## Given problem
Write out all the entries word for word and omit any pictures.

## Source data
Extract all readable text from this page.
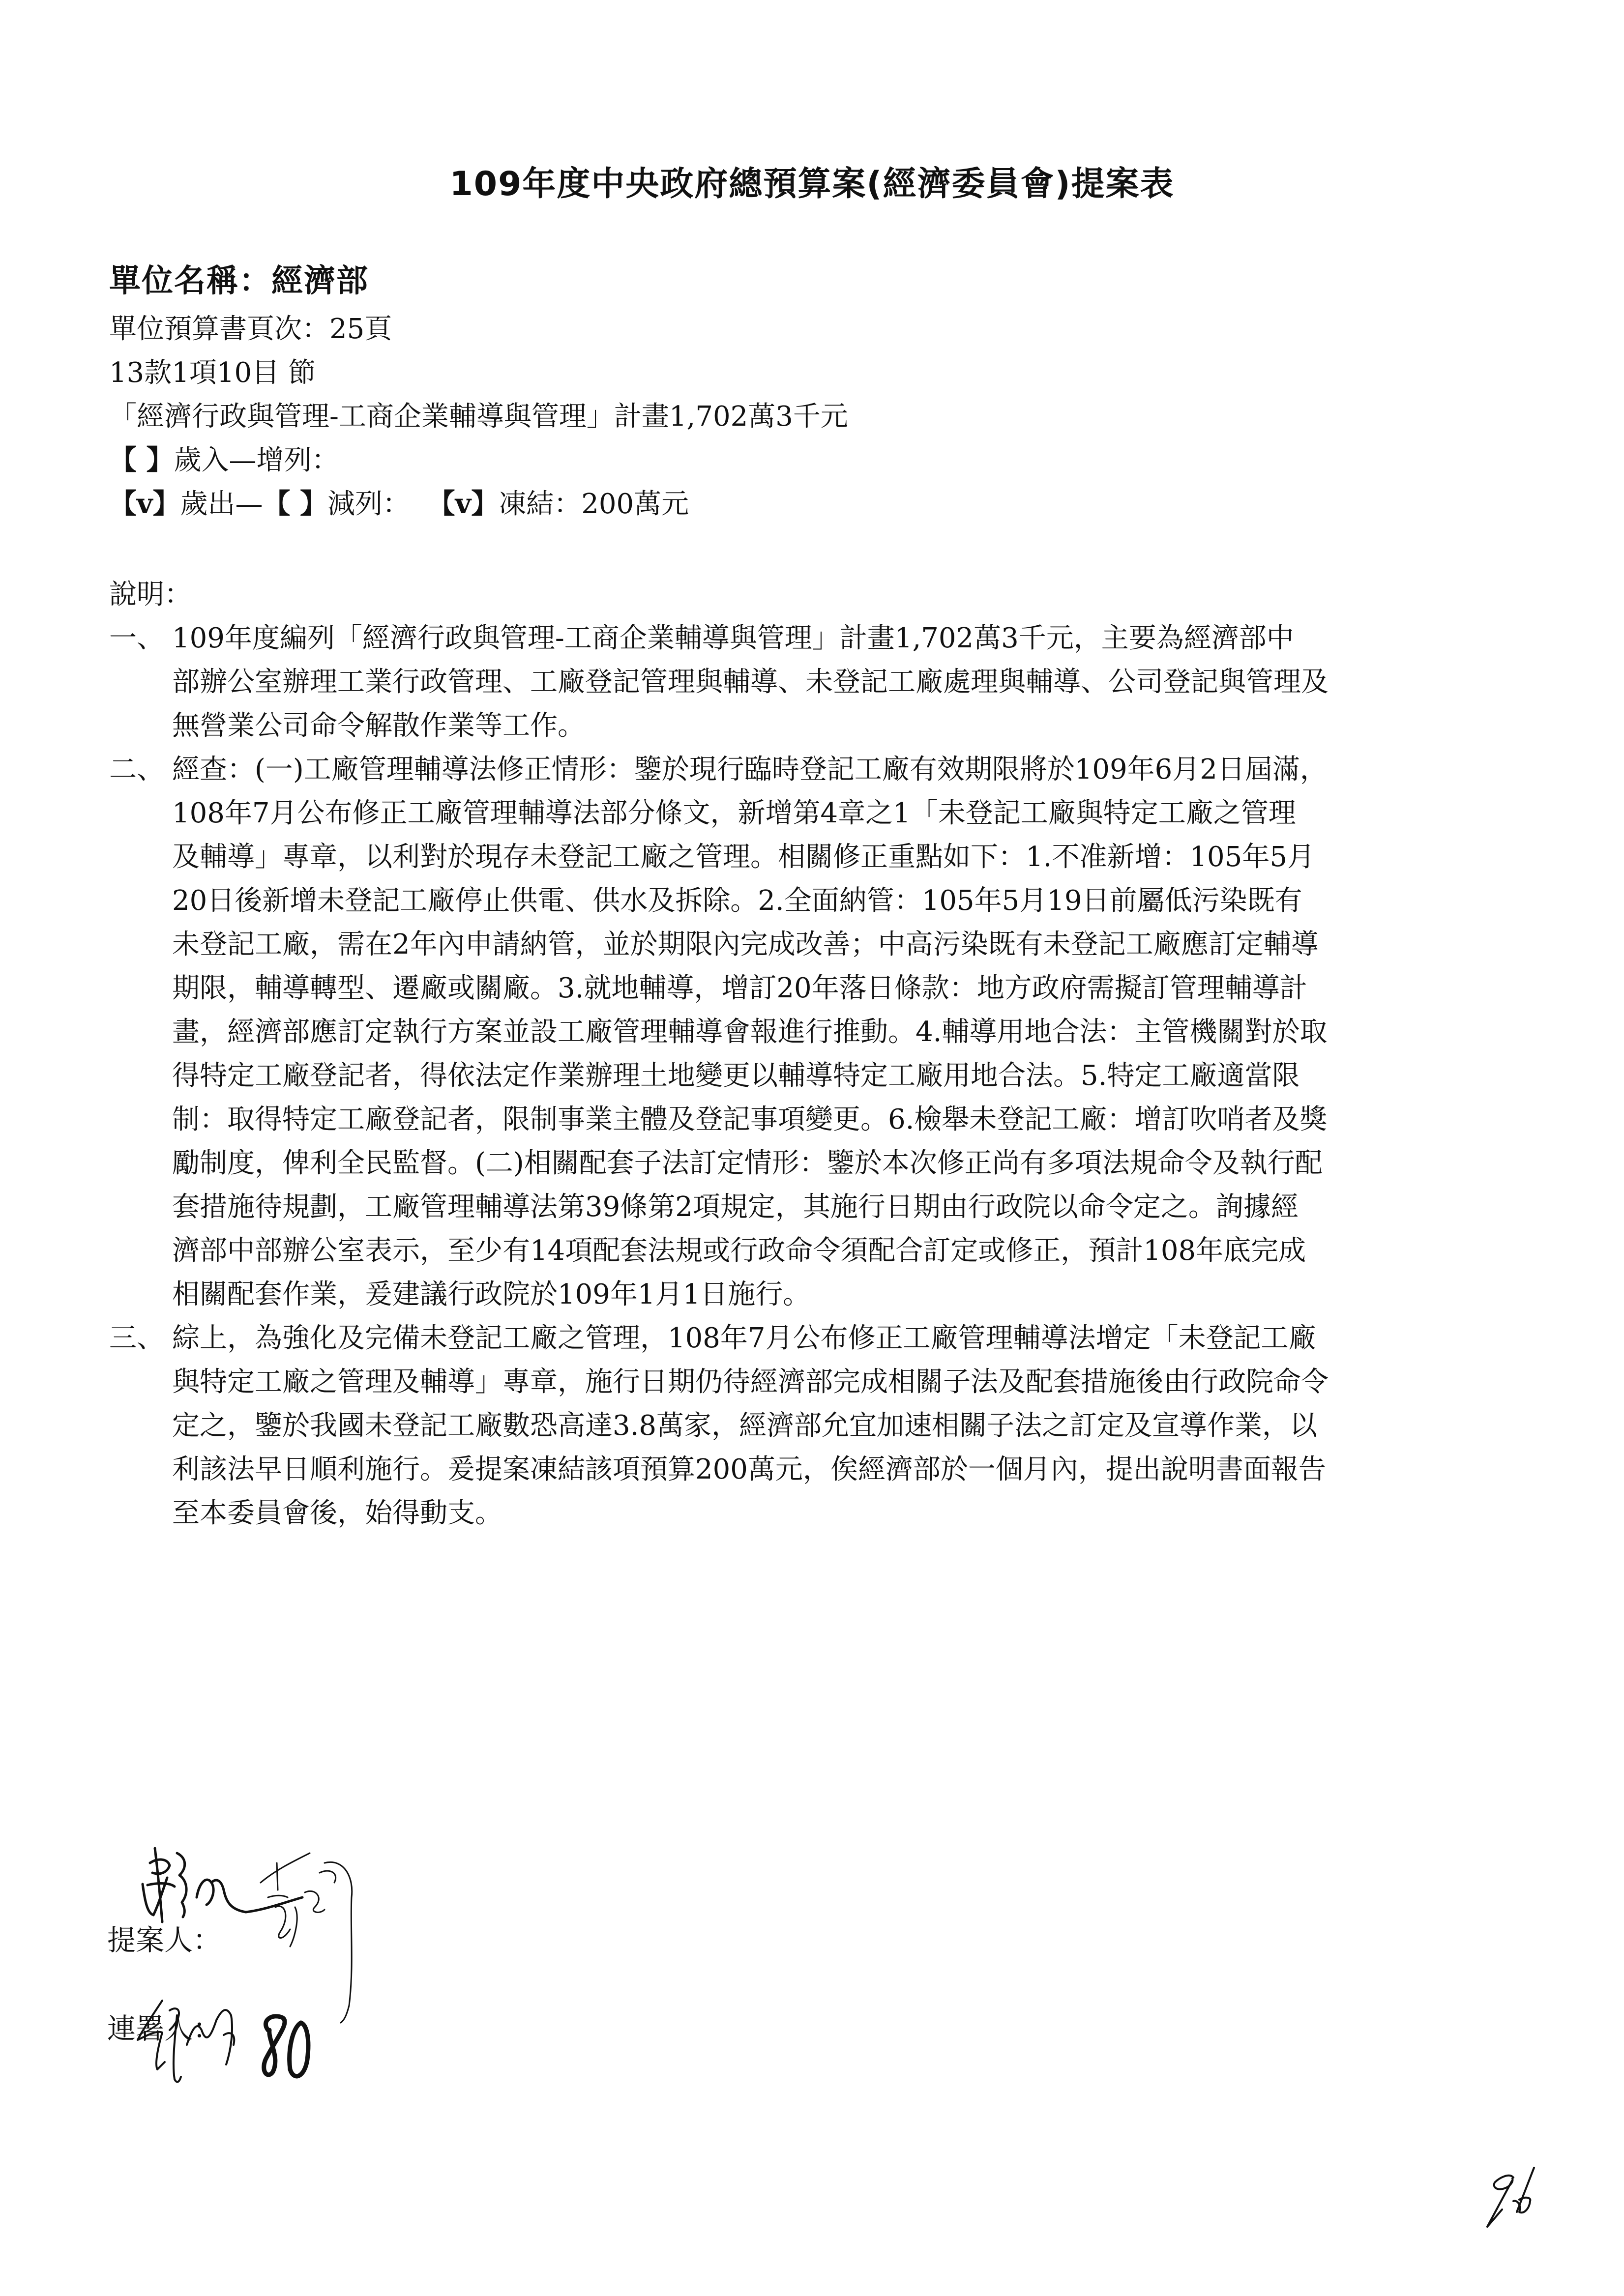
109年度中央政府總預算案(經濟委員會)提案表
單位名稱：經濟部
單位預算書頁次：25頁
13款1項10目 節
「經濟行政與管理-工商企業輔導與管理」計畫1,702萬3千元
【 】歲入—增列：
【v】歲出—【 】減列： 【v】凍結：200萬元
說明：
一、 109年度編列「經濟行政與管理-工商企業輔導與管理」計畫1,702萬3千元，主要為經濟部中
部辦公室辦理工業行政管理、工廠登記管理與輔導、未登記工廠處理與輔導、公司登記與管理及
無營業公司命令解散作業等工作。
二、 經查：(一)工廠管理輔導法修正情形：鑒於現行臨時登記工廠有效期限將於109年6月2日屆滿，
108年7月公布修正工廠管理輔導法部分條文，新增第4章之1「未登記工廠與特定工廠之管理
及輔導」專章，以利對於現存未登記工廠之管理。相關修正重點如下：1.不准新增：105年5月
20日後新增未登記工廠停止供電、供水及拆除。2.全面納管：105年5月19日前屬低污染既有
未登記工廠，需在2年內申請納管，並於期限內完成改善；中高污染既有未登記工廠應訂定輔導
期限，輔導轉型、遷廠或關廠。3.就地輔導，增訂20年落日條款：地方政府需擬訂管理輔導計
畫，經濟部應訂定執行方案並設工廠管理輔導會報進行推動。4.輔導用地合法：主管機關對於取
得特定工廠登記者，得依法定作業辦理土地變更以輔導特定工廠用地合法。5.特定工廠適當限
制：取得特定工廠登記者，限制事業主體及登記事項變更。6.檢舉未登記工廠：增訂吹哨者及獎
勵制度，俾利全民監督。(二)相關配套子法訂定情形：鑒於本次修正尚有多項法規命令及執行配
套措施待規劃，工廠管理輔導法第39條第2項規定，其施行日期由行政院以命令定之。詢據經
濟部中部辦公室表示，至少有14項配套法規或行政命令須配合訂定或修正，預計108年底完成
相關配套作業，爰建議行政院於109年1月1日施行。
三、 綜上，為強化及完備未登記工廠之管理，108年7月公布修正工廠管理輔導法增定「未登記工廠
與特定工廠之管理及輔導」專章，施行日期仍待經濟部完成相關子法及配套措施後由行政院命令
定之，鑒於我國未登記工廠數恐高達3.8萬家，經濟部允宜加速相關子法之訂定及宣導作業，以
利該法早日順利施行。爰提案凍結該項預算200萬元，俟經濟部於一個月內，提出說明書面報告
至本委員會後，始得動支。
提案人：
連署人：
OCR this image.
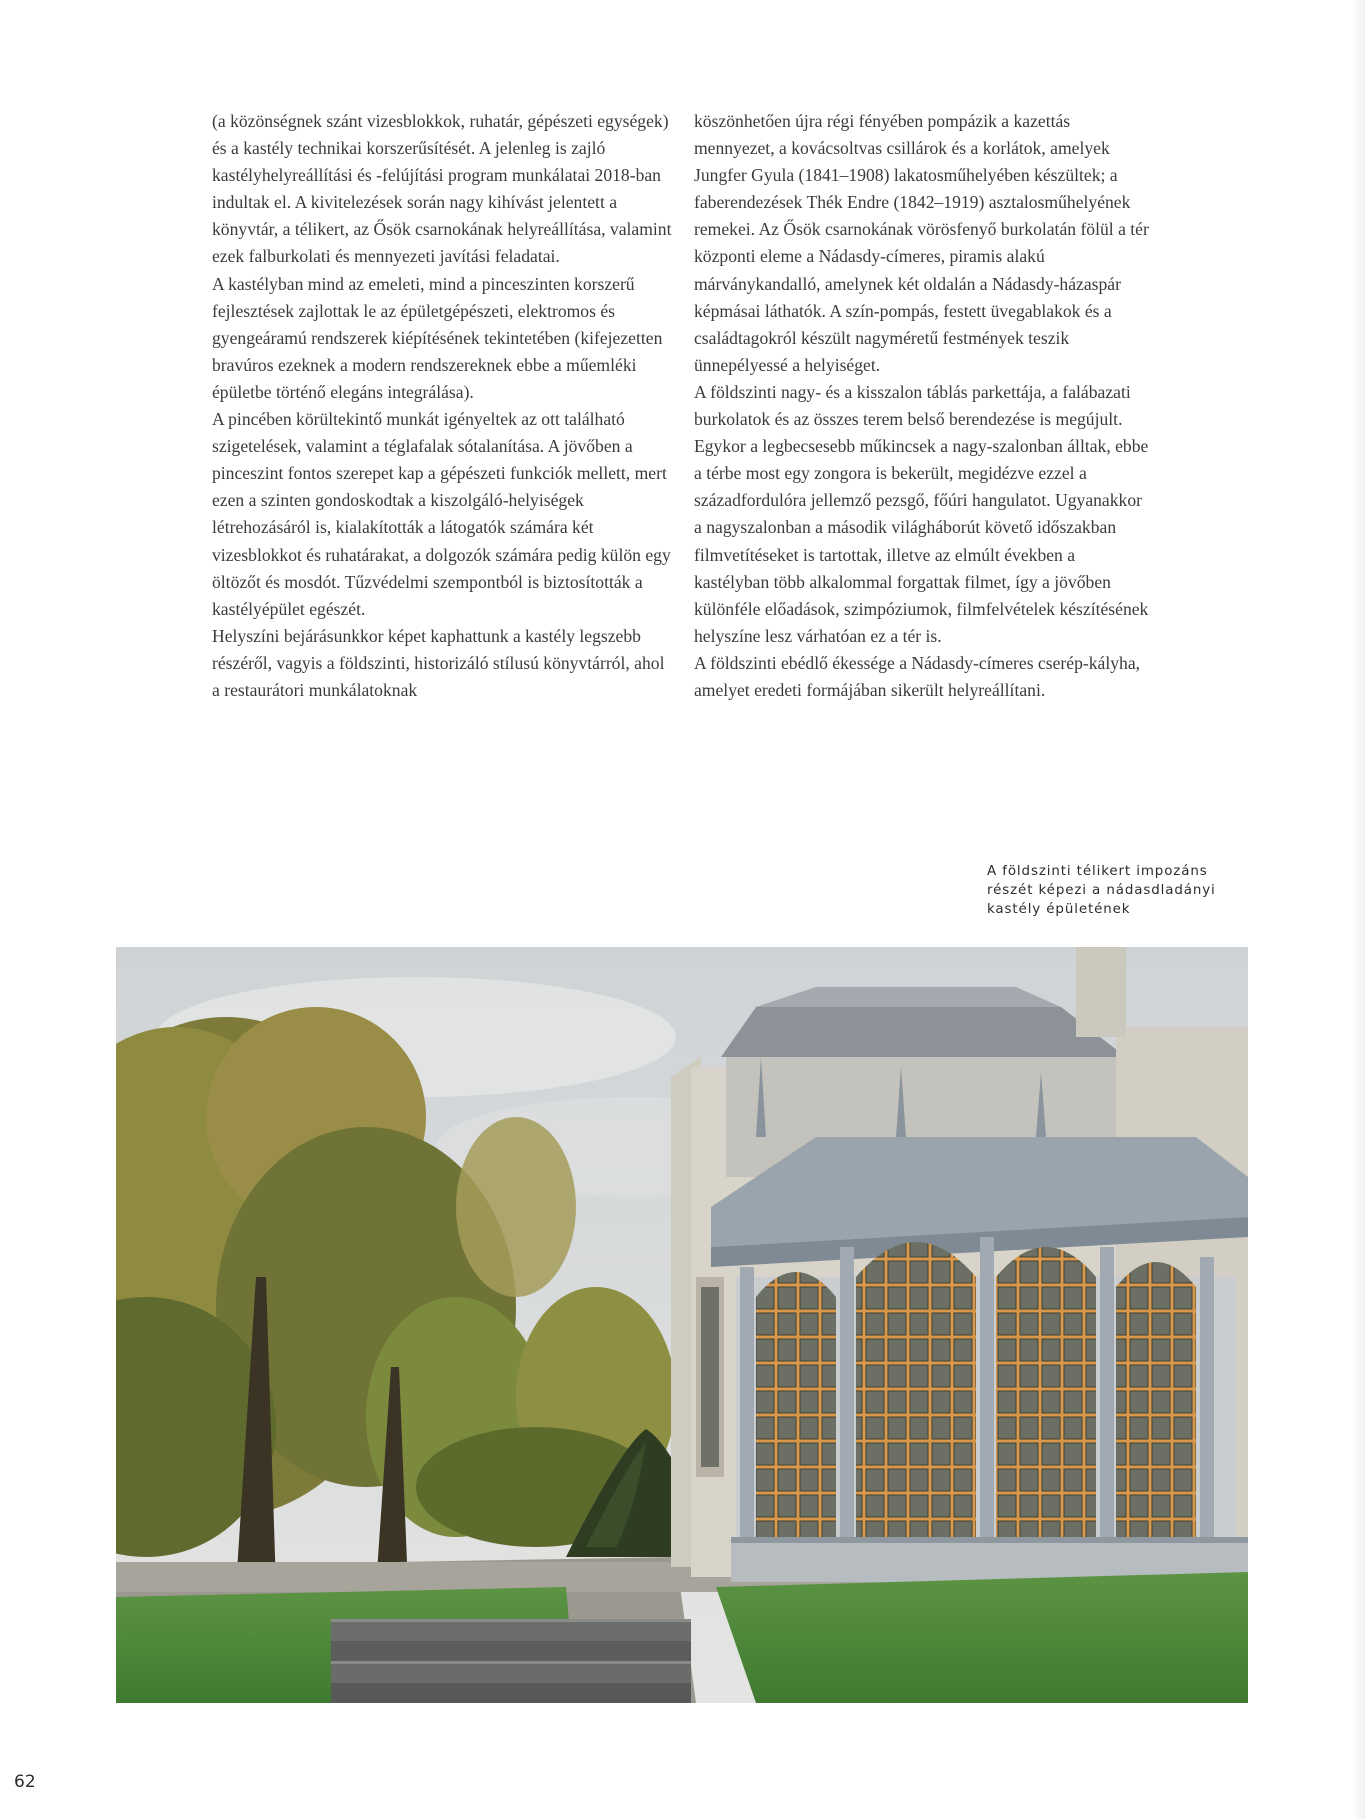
(a közönségnek szánt vizesblokkok, ruhatár, gépészeti egységek) és a kastély technikai korszerűsítését. A jelenleg is zajló kastélyhelyreállítási és -felújítási program munkálatai 2018-ban indultak el. A kivitelezések során nagy kihívást jelentett a könyvtár, a télikert, az Ősök csarnokának helyreállítása, valamint ezek falburkolati és mennyezeti javítási feladatai.

A kastélyban mind az emeleti, mind a pinceszinten korszerű fejlesztések zajlottak le az épületgépészeti, elektromos és gyengeáramú rendszerek kiépítésének tekintetében (kifejezetten bravúros ezeknek a modern rendszereknek ebbe a műemléki épületbe történő elegáns integrálása).

A pincében körültekintő munkát igényeltek az ott található szigetelések, valamint a téglafalak sótalanítása. A jövőben a pinceszint fontos szerepet kap a gépészeti funkciók mellett, mert ezen a szinten gondoskodtak a kiszolgáló-helyiségek létrehozásáról is, kialakították a látogatók számára két vizesblokkot és ruhatárakat, a dolgozók számára pedig külön egy öltözőt és mosdót. Tűzvédelmi szempontból is biztosították a kastélyépület egészét.

Helyszíni bejárásunkkor képet kaphattunk a kastély legszebb részéről, vagyis a földszinti, historizáló stílusú könyvtárról, ahol a restaurátori munkálatoknak

köszönhetően újra régi fényében pompázik a kazettás mennyezet, a kovácsoltvas csillárok és a korlátok, amelyek Jungfer Gyula (1841–1908) lakatosműhelyében készültek; a faberendezések Thék Endre (1842–1919) asztalosműhelyének remekei. Az Ősök csarnokának vörösfenyő burkolatán fölül a tér központi eleme a Nádasdy-címeres, piramis alakú márványkandalló, amelynek két oldalán a Nádasdy-házaspár képmásai láthatók. A szín-pompás, festett üvegablakok és a családtagokról készült nagyméretű festmények teszik ünnepélyessé a helyiséget.

A földszinti nagy- és a kisszalon táblás parkettája, a falábazati burkolatok és az összes terem belső berendezése is megújult. Egykor a legbecsesebb műkincsek a nagy-szalonban álltak, ebbe a térbe most egy zongora is bekerült, megidézve ezzel a századfordulóra jellemző pezsgő, főúri hangulatot. Ugyanakkor a nagyszalonban a második világháborút követő időszakban filmvetítéseket is tartottak, illetve az elmúlt években a kastélyban több alkalommal forgattak filmet, így a jövőben különféle előadások, szimpóziumok, filmfelvételek készítésének helyszíne lesz várhatóan ez a tér is.

A földszinti ebédlő ékessége a Nádasdy-címeres cserép-kályha, amelyet eredeti formájában sikerült helyreállítani.

A földszinti télikert impozáns
részét képezi a nádasdladányi
kastély épületének
62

## Task solution
Extract all readable text from this page.
109年度中央政府總預算案(經濟委員會)提案表
單位名稱：經濟部
單位預算書頁次：25頁
13款1項10目 節
「經濟行政與管理-工商企業輔導與管理」計畫1,702萬3千元
【 】歲入—增列：
【v】歲出—【 】減列： 【v】凍結：200萬元
說明：
一、 109年度編列「經濟行政與管理-工商企業輔導與管理」計畫1,702萬3千元，主要為經濟部中
部辦公室辦理工業行政管理、工廠登記管理與輔導、未登記工廠處理與輔導、公司登記與管理及
無營業公司命令解散作業等工作。
二、 經查：(一)工廠管理輔導法修正情形：鑒於現行臨時登記工廠有效期限將於109年6月2日屆滿，
108年7月公布修正工廠管理輔導法部分條文，新增第4章之1「未登記工廠與特定工廠之管理
及輔導」專章，以利對於現存未登記工廠之管理。相關修正重點如下：1.不准新增：105年5月
20日後新增未登記工廠停止供電、供水及拆除。2.全面納管：105年5月19日前屬低污染既有
未登記工廠，需在2年內申請納管，並於期限內完成改善；中高污染既有未登記工廠應訂定輔導
期限，輔導轉型、遷廠或關廠。3.就地輔導，增訂20年落日條款：地方政府需擬訂管理輔導計
畫，經濟部應訂定執行方案並設工廠管理輔導會報進行推動。4.輔導用地合法：主管機關對於取
得特定工廠登記者，得依法定作業辦理土地變更以輔導特定工廠用地合法。5.特定工廠適當限
制：取得特定工廠登記者，限制事業主體及登記事項變更。6.檢舉未登記工廠：增訂吹哨者及獎
勵制度，俾利全民監督。(二)相關配套子法訂定情形：鑒於本次修正尚有多項法規命令及執行配
套措施待規劃，工廠管理輔導法第39條第2項規定，其施行日期由行政院以命令定之。詢據經
濟部中部辦公室表示，至少有14項配套法規或行政命令須配合訂定或修正，預計108年底完成
相關配套作業，爰建議行政院於109年1月1日施行。
三、 綜上，為強化及完備未登記工廠之管理，108年7月公布修正工廠管理輔導法增定「未登記工廠
與特定工廠之管理及輔導」專章，施行日期仍待經濟部完成相關子法及配套措施後由行政院命令
定之，鑒於我國未登記工廠數恐高達3.8萬家，經濟部允宜加速相關子法之訂定及宣導作業，以
利該法早日順利施行。爰提案凍結該項預算200萬元，俟經濟部於一個月內，提出說明書面報告
至本委員會後，始得動支。
提案人：
連署人：
OCR this image.
(a közönségnek szánt vizesblokkok, ruhatár, gépészeti egységek) és a kastély technikai korszerűsítését. A jelenleg is zajló kastélyhelyreállítási és -felújítási program munkálatai 2018-ban indultak el. A kivitelezések során nagy kihívást jelentett a könyvtár, a télikert, az Ősök csarnokának helyreállítása, valamint ezek falburkolati és mennyezeti javítási feladatai.

A kastélyban mind az emeleti, mind a pinceszinten korszerű fejlesztések zajlottak le az épületgépészeti, elektromos és gyengeáramú rendszerek kiépítésének tekintetében (kifejezetten bravúros ezeknek a modern rendszereknek ebbe a műemléki épületbe történő elegáns integrálása).

A pincében körültekintő munkát igényeltek az ott található szigetelések, valamint a téglafalak sótalanítása. A jövőben a pinceszint fontos szerepet kap a gépészeti funkciók mellett, mert ezen a szinten gondoskodtak a kiszolgáló-helyiségek létrehozásáról is, kialakították a látogatók számára két vizesblokkot és ruhatárakat, a dolgozók számára pedig külön egy öltözőt és mosdót. Tűzvédelmi szempontból is biztosították a kastélyépület egészét.

Helyszíni bejárásunkkor képet kaphattunk a kastély legszebb részéről, vagyis a földszinti, historizáló stílusú könyvtárról, ahol a restaurátori munkálatoknak

köszönhetően újra régi fényében pompázik a kazettás mennyezet, a kovácsoltvas csillárok és a korlátok, amelyek Jungfer Gyula (1841–1908) lakatosműhelyében készültek; a faberendezések Thék Endre (1842–1919) asztalosműhelyének remekei. Az Ősök csarnokának vörösfenyő burkolatán fölül a tér központi eleme a Nádasdy-címeres, piramis alakú márványkandalló, amelynek két oldalán a Nádasdy-házaspár képmásai láthatók. A szín-pompás, festett üvegablakok és a családtagokról készült nagyméretű festmények teszik ünnepélyessé a helyiséget.

A földszinti nagy- és a kisszalon táblás parkettája, a falábazati burkolatok és az összes terem belső berendezése is megújult. Egykor a legbecsesebb műkincsek a nagy-szalonban álltak, ebbe a térbe most egy zongora is bekerült, megidézve ezzel a századfordulóra jellemző pezsgő, főúri hangulatot. Ugyanakkor a nagyszalonban a második világháborút követő időszakban filmvetítéseket is tartottak, illetve az elmúlt években a kastélyban több alkalommal forgattak filmet, így a jövőben különféle előadások, szimpóziumok, filmfelvételek készítésének helyszíne lesz várhatóan ez a tér is.

A földszinti ebédlő ékessége a Nádasdy-címeres cserép-kályha, amelyet eredeti formájában sikerült helyreállítani.

A földszinti télikert impozáns
részét képezi a nádasdladányi
kastély épületének
62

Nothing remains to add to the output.